- _Exercise description_:
Restate the records that follow word for word; no pictures should appear.

Stored data:
_ _ _
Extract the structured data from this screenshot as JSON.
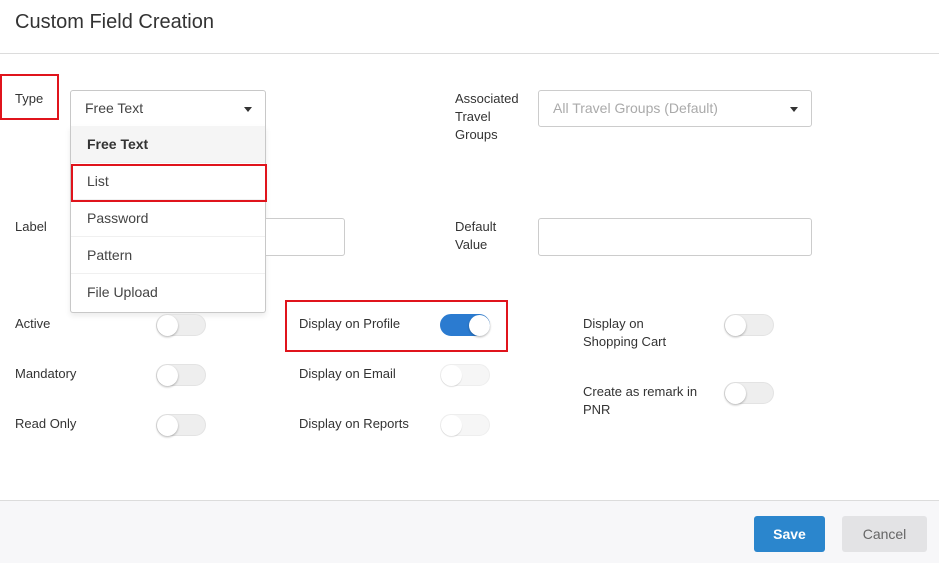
{
  "header": {
    "title": "Custom Field Creation"
  },
  "type_field": {
    "label": "Type",
    "value": "Free Text",
    "options": [
      "Free Text",
      "List",
      "Password",
      "Pattern",
      "File Upload"
    ],
    "selected_index": 0
  },
  "travel_groups": {
    "label_line1": "Associated",
    "label_line2": "Travel",
    "label_line3": "Groups",
    "value": "All Travel Groups (Default)"
  },
  "label_field": {
    "label": "Label",
    "value": ""
  },
  "default_value": {
    "label_line1": "Default",
    "label_line2": "Value",
    "value": ""
  },
  "toggles": {
    "active": {
      "label": "Active",
      "on": false
    },
    "mandatory": {
      "label": "Mandatory",
      "on": false
    },
    "read_only": {
      "label": "Read Only",
      "on": false
    },
    "display_on_profile": {
      "label": "Display on Profile",
      "on": true
    },
    "display_on_email": {
      "label": "Display on Email",
      "on": false
    },
    "display_on_reports": {
      "label": "Display on Reports",
      "on": false
    },
    "display_on_cart": {
      "label_line1": "Display on",
      "label_line2": "Shopping Cart",
      "on": false
    },
    "remark_in_pnr": {
      "label_line1": "Create as remark in",
      "label_line2": "PNR",
      "on": false
    }
  },
  "footer": {
    "save_label": "Save",
    "cancel_label": "Cancel"
  },
  "colors": {
    "accent": "#2b86cd",
    "toggle_on": "#2b7bd0",
    "highlight": "#e0141c"
  }
}
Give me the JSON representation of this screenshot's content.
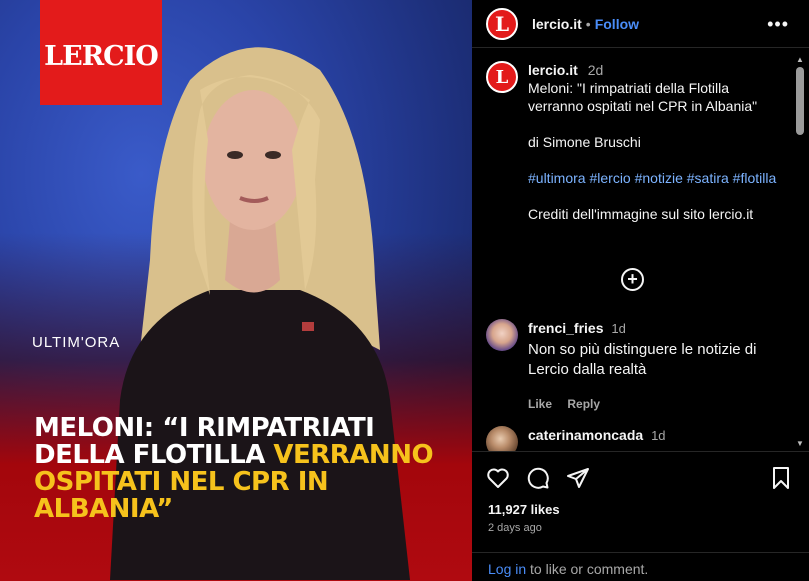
{
  "post": {
    "logo_text": "LERCIO",
    "banner": "ULTIM'ORA",
    "headline_white": "MELONI: “I RIMPATRIATI DELLA FLOTILLA",
    "headline_yellow": "VERRANNO OSPITATI NEL CPR IN ALBANIA”"
  },
  "header": {
    "avatar_letter": "L",
    "username": "lercio.it",
    "separator": "•",
    "follow_label": "Follow",
    "more_icon": "more-horizontal-icon"
  },
  "caption": {
    "avatar_letter": "L",
    "username": "lercio.it",
    "time": "2d",
    "title": "Meloni: \"I rimpatriati della Flotilla verranno ospitati nel CPR in Albania\"",
    "author": "di Simone Bruschi",
    "hashtags": "#ultimora #lercio #notizie #satira #flotilla",
    "credits": "Crediti dell'immagine sul sito lercio.it",
    "plus_symbol": "+"
  },
  "comments": [
    {
      "username": "frenci_fries",
      "time": "1d",
      "text": "Non so più distinguere le notizie di Lercio dalla realtà",
      "like_label": "Like",
      "reply_label": "Reply"
    },
    {
      "username": "caterinamoncada",
      "time": "1d"
    }
  ],
  "footer": {
    "likes": "11,927 likes",
    "time_ago": "2 days ago",
    "login_link": "Log in",
    "login_rest": " to like or comment."
  },
  "colors": {
    "brand_red": "#e31b1b",
    "link_blue": "#4a8df8",
    "hashtag_blue": "#7cb3ff",
    "headline_yellow": "#f6c21c"
  }
}
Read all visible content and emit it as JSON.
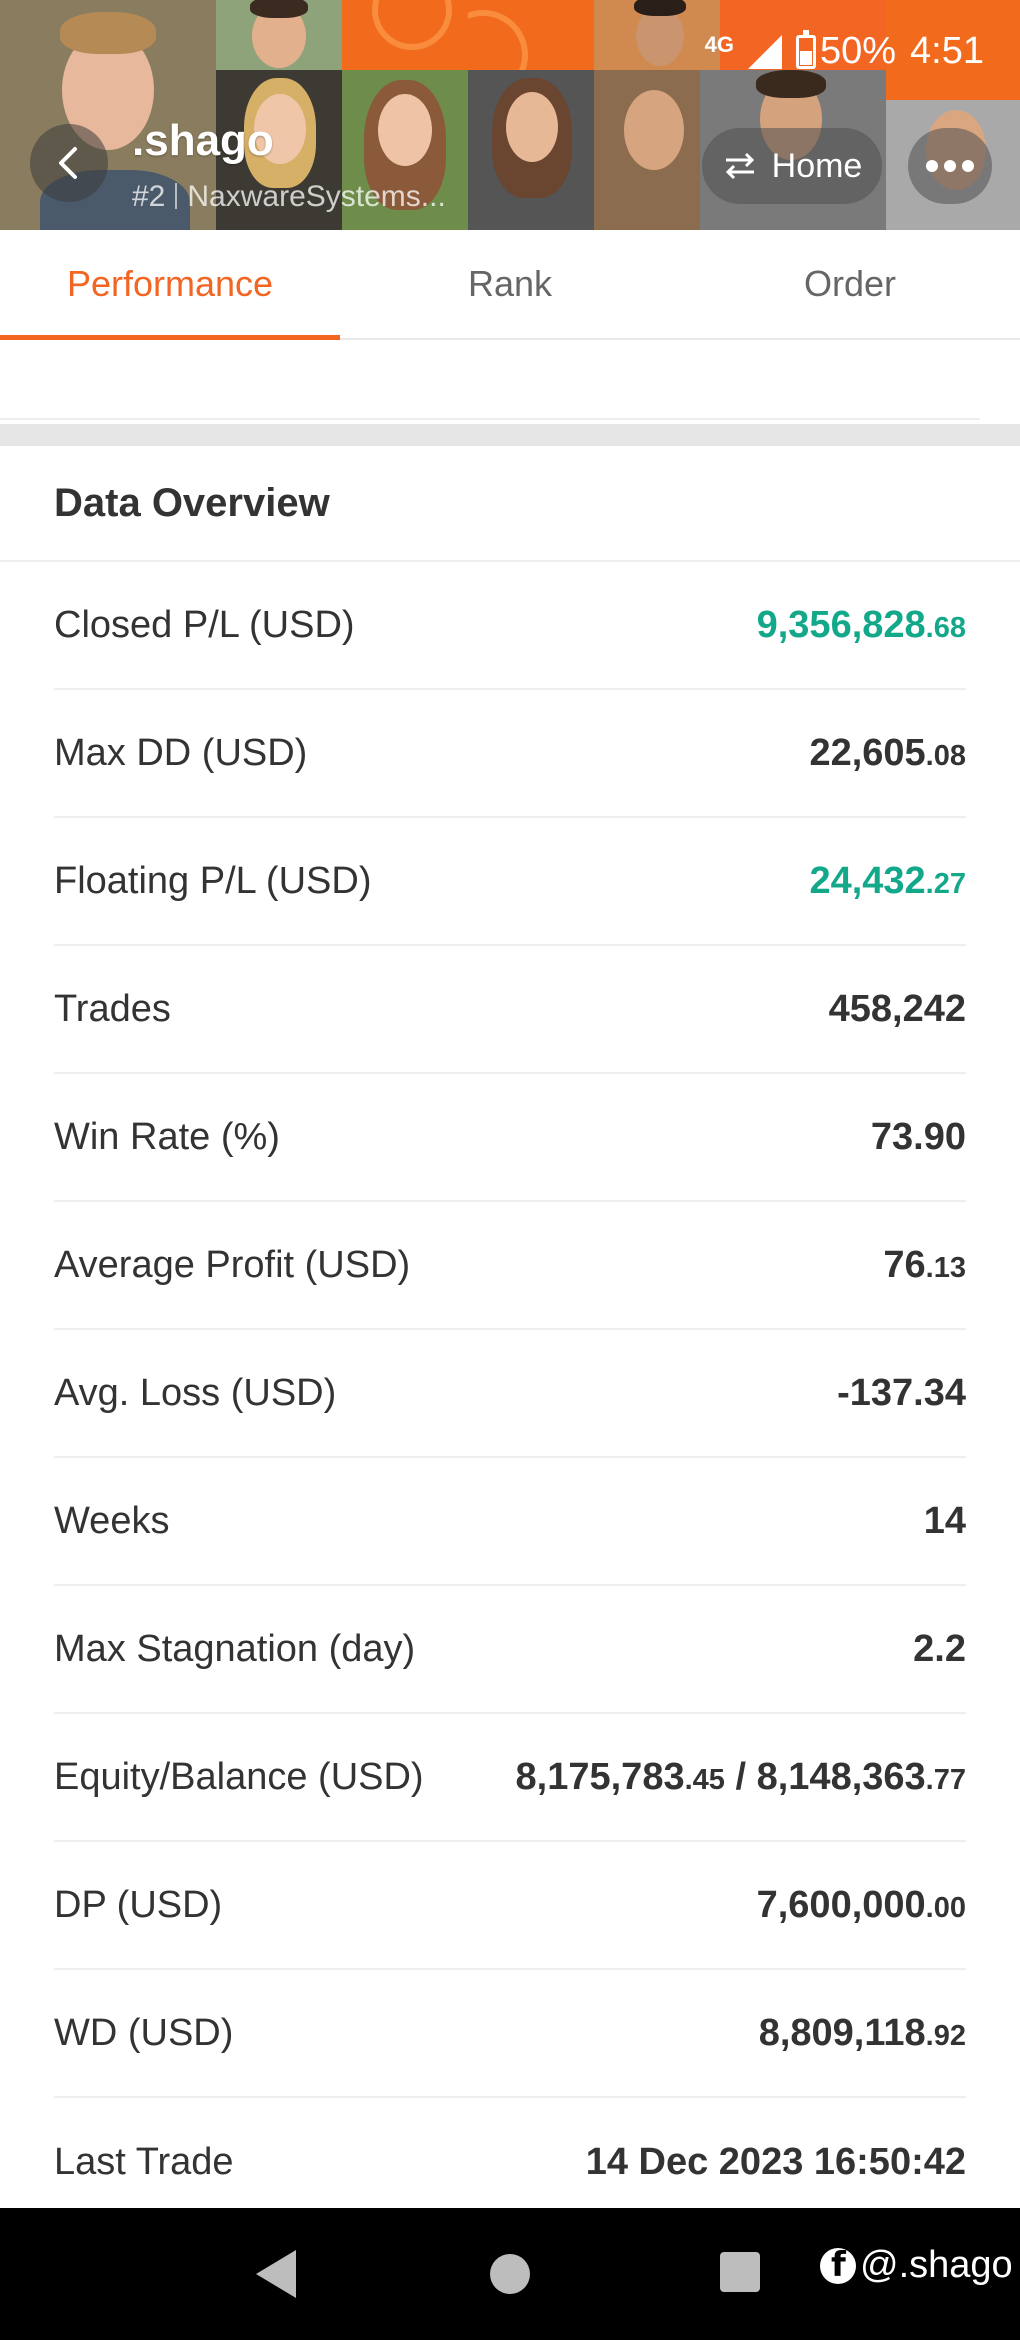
{
  "status_bar": {
    "network": "4G",
    "battery": "50%",
    "time": "4:51"
  },
  "header": {
    "name": ".shago",
    "rank": "#2",
    "company": "NaxwareSystems...",
    "home_label": "Home"
  },
  "tabs": [
    {
      "label": "Performance",
      "active": true
    },
    {
      "label": "Rank",
      "active": false
    },
    {
      "label": "Order",
      "active": false
    }
  ],
  "overview": {
    "title": "Data Overview",
    "rows": [
      {
        "label": "Closed P/L (USD)",
        "int": "9,356,828",
        "dec": ".68",
        "color": "#14a88a"
      },
      {
        "label": "Max DD (USD)",
        "int": "22,605",
        "dec": ".08"
      },
      {
        "label": "Floating P/L (USD)",
        "int": "24,432",
        "dec": ".27",
        "color": "#14a88a"
      },
      {
        "label": "Trades",
        "int": "458,242",
        "dec": ""
      },
      {
        "label": "Win Rate (%)",
        "int": "73.90",
        "dec": ""
      },
      {
        "label": "Average Profit (USD)",
        "int": "76",
        "dec": ".13"
      },
      {
        "label": "Avg. Loss (USD)",
        "int": "-137.34",
        "dec": ""
      },
      {
        "label": "Weeks",
        "int": "14",
        "dec": ""
      },
      {
        "label": "Max Stagnation (day)",
        "int": "2.2",
        "dec": ""
      },
      {
        "label": "Equity/Balance (USD)",
        "int": "8,175,783",
        "dec": ".45",
        "int2": "8,148,363",
        "dec2": ".77"
      },
      {
        "label": "DP (USD)",
        "int": "7,600,000",
        "dec": ".00"
      },
      {
        "label": "WD (USD)",
        "int": "8,809,118",
        "dec": ".92"
      },
      {
        "label": "Last Trade",
        "int": "14 Dec 2023 16:50:42",
        "dec": ""
      }
    ]
  },
  "watermark": "@.shago",
  "colors": {
    "accent": "#f26522",
    "positive": "#14a88a"
  }
}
_ _ _
- _Problem solution_:
Extract the structured data from this screenshot as JSON.
{
  "header": {
    "title": "Custom Field Creation"
  },
  "type_field": {
    "label": "Type",
    "value": "Free Text",
    "options": [
      "Free Text",
      "List",
      "Password",
      "Pattern",
      "File Upload"
    ],
    "selected_index": 0
  },
  "travel_groups": {
    "label_line1": "Associated",
    "label_line2": "Travel",
    "label_line3": "Groups",
    "value": "All Travel Groups (Default)"
  },
  "label_field": {
    "label": "Label",
    "value": ""
  },
  "default_value": {
    "label_line1": "Default",
    "label_line2": "Value",
    "value": ""
  },
  "toggles": {
    "active": {
      "label": "Active",
      "on": false
    },
    "mandatory": {
      "label": "Mandatory",
      "on": false
    },
    "read_only": {
      "label": "Read Only",
      "on": false
    },
    "display_on_profile": {
      "label": "Display on Profile",
      "on": true
    },
    "display_on_email": {
      "label": "Display on Email",
      "on": false
    },
    "display_on_reports": {
      "label": "Display on Reports",
      "on": false
    },
    "display_on_cart": {
      "label_line1": "Display on",
      "label_line2": "Shopping Cart",
      "on": false
    },
    "remark_in_pnr": {
      "label_line1": "Create as remark in",
      "label_line2": "PNR",
      "on": false
    }
  },
  "footer": {
    "save_label": "Save",
    "cancel_label": "Cancel"
  },
  "colors": {
    "accent": "#2b86cd",
    "toggle_on": "#2b7bd0",
    "highlight": "#e0141c"
  }
}
Give me the JSON representation of this screenshot's content.
{
  "post": {
    "logo_text": "LERCIO",
    "banner": "ULTIM'ORA",
    "headline_white": "MELONI: “I RIMPATRIATI DELLA FLOTILLA",
    "headline_yellow": "VERRANNO OSPITATI NEL CPR IN ALBANIA”"
  },
  "header": {
    "avatar_letter": "L",
    "username": "lercio.it",
    "separator": "•",
    "follow_label": "Follow",
    "more_icon": "more-horizontal-icon"
  },
  "caption": {
    "avatar_letter": "L",
    "username": "lercio.it",
    "time": "2d",
    "title": "Meloni: \"I rimpatriati della Flotilla verranno ospitati nel CPR in Albania\"",
    "author": "di Simone Bruschi",
    "hashtags": "#ultimora #lercio #notizie #satira #flotilla",
    "credits": "Crediti dell'immagine sul sito lercio.it",
    "plus_symbol": "+"
  },
  "comments": [
    {
      "username": "frenci_fries",
      "time": "1d",
      "text": "Non so più distinguere le notizie di Lercio dalla realtà",
      "like_label": "Like",
      "reply_label": "Reply"
    },
    {
      "username": "caterinamoncada",
      "time": "1d"
    }
  ],
  "footer": {
    "likes": "11,927 likes",
    "time_ago": "2 days ago",
    "login_link": "Log in",
    "login_rest": " to like or comment."
  },
  "colors": {
    "brand_red": "#e31b1b",
    "link_blue": "#4a8df8",
    "hashtag_blue": "#7cb3ff",
    "headline_yellow": "#f6c21c"
  }
}
Read all visible content and emit it as JSON.
{
  "status_bar": {
    "network": "4G",
    "battery": "50%",
    "time": "4:51"
  },
  "header": {
    "name": ".shago",
    "rank": "#2",
    "company": "NaxwareSystems...",
    "home_label": "Home"
  },
  "tabs": [
    {
      "label": "Performance",
      "active": true
    },
    {
      "label": "Rank",
      "active": false
    },
    {
      "label": "Order",
      "active": false
    }
  ],
  "overview": {
    "title": "Data Overview",
    "rows": [
      {
        "label": "Closed P/L (USD)",
        "int": "9,356,828",
        "dec": ".68",
        "color": "#14a88a"
      },
      {
        "label": "Max DD (USD)",
        "int": "22,605",
        "dec": ".08"
      },
      {
        "label": "Floating P/L (USD)",
        "int": "24,432",
        "dec": ".27",
        "color": "#14a88a"
      },
      {
        "label": "Trades",
        "int": "458,242",
        "dec": ""
      },
      {
        "label": "Win Rate (%)",
        "int": "73.90",
        "dec": ""
      },
      {
        "label": "Average Profit (USD)",
        "int": "76",
        "dec": ".13"
      },
      {
        "label": "Avg. Loss (USD)",
        "int": "-137.34",
        "dec": ""
      },
      {
        "label": "Weeks",
        "int": "14",
        "dec": ""
      },
      {
        "label": "Max Stagnation (day)",
        "int": "2.2",
        "dec": ""
      },
      {
        "label": "Equity/Balance (USD)",
        "int": "8,175,783",
        "dec": ".45",
        "int2": "8,148,363",
        "dec2": ".77"
      },
      {
        "label": "DP (USD)",
        "int": "7,600,000",
        "dec": ".00"
      },
      {
        "label": "WD (USD)",
        "int": "8,809,118",
        "dec": ".92"
      },
      {
        "label": "Last Trade",
        "int": "14 Dec 2023 16:50:42",
        "dec": ""
      }
    ]
  },
  "watermark": "@.shago",
  "colors": {
    "accent": "#f26522",
    "positive": "#14a88a"
  }
}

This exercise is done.